⟨

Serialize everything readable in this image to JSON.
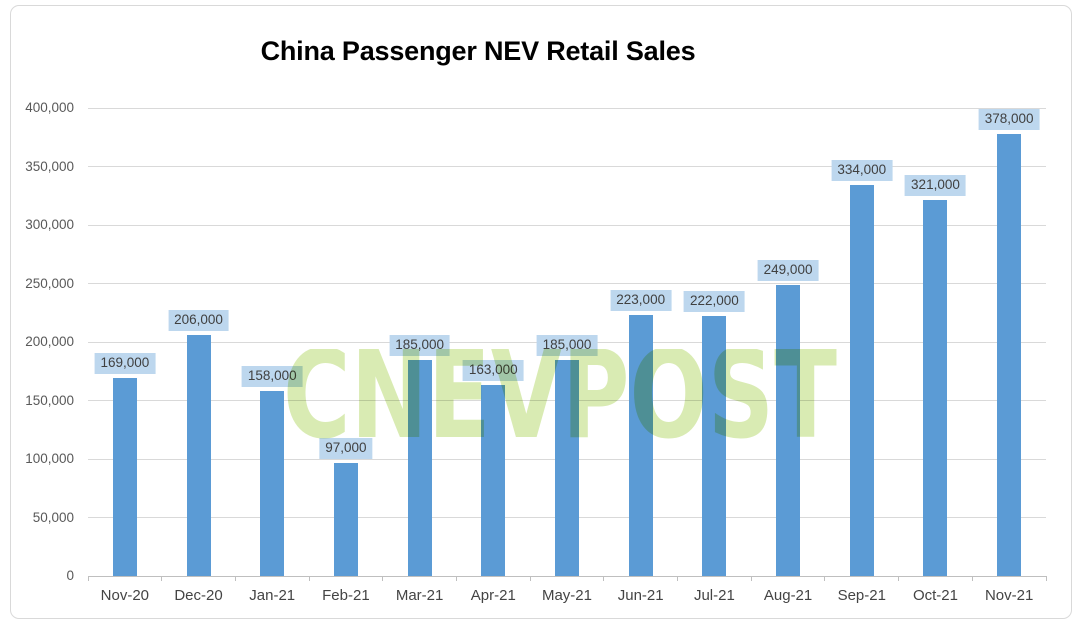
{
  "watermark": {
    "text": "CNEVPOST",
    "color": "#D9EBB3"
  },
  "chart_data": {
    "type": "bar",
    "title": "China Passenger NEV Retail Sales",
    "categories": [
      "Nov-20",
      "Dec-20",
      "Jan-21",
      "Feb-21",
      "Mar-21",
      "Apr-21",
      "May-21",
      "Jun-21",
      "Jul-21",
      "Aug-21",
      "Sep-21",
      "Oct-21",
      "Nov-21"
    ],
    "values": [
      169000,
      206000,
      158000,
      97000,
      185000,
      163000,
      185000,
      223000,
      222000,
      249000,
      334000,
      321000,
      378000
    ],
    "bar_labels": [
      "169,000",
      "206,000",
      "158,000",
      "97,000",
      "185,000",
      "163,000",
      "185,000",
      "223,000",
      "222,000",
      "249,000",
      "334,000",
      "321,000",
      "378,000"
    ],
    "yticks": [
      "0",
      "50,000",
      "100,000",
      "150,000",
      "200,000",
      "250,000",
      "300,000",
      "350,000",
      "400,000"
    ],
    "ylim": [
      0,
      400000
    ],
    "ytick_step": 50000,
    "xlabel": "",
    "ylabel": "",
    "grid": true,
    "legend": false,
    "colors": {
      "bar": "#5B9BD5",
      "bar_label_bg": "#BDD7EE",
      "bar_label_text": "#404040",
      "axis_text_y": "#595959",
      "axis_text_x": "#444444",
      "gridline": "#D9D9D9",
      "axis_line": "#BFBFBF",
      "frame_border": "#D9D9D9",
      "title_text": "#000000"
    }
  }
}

⟩

## [Task instructions]
Above are records with pictures; repeat the records exactly and leave the pictures out.

## [Response below]
Serialize everything readable in this image to JSON.
{
  "watermark": {
    "text": "CNEVPOST",
    "color": "#D9EBB3"
  },
  "chart_data": {
    "type": "bar",
    "title": "China Passenger NEV Retail Sales",
    "categories": [
      "Nov-20",
      "Dec-20",
      "Jan-21",
      "Feb-21",
      "Mar-21",
      "Apr-21",
      "May-21",
      "Jun-21",
      "Jul-21",
      "Aug-21",
      "Sep-21",
      "Oct-21",
      "Nov-21"
    ],
    "values": [
      169000,
      206000,
      158000,
      97000,
      185000,
      163000,
      185000,
      223000,
      222000,
      249000,
      334000,
      321000,
      378000
    ],
    "bar_labels": [
      "169,000",
      "206,000",
      "158,000",
      "97,000",
      "185,000",
      "163,000",
      "185,000",
      "223,000",
      "222,000",
      "249,000",
      "334,000",
      "321,000",
      "378,000"
    ],
    "yticks": [
      "0",
      "50,000",
      "100,000",
      "150,000",
      "200,000",
      "250,000",
      "300,000",
      "350,000",
      "400,000"
    ],
    "ylim": [
      0,
      400000
    ],
    "ytick_step": 50000,
    "xlabel": "",
    "ylabel": "",
    "grid": true,
    "legend": false,
    "colors": {
      "bar": "#5B9BD5",
      "bar_label_bg": "#BDD7EE",
      "bar_label_text": "#404040",
      "axis_text_y": "#595959",
      "axis_text_x": "#444444",
      "gridline": "#D9D9D9",
      "axis_line": "#BFBFBF",
      "frame_border": "#D9D9D9",
      "title_text": "#000000"
    }
  }
}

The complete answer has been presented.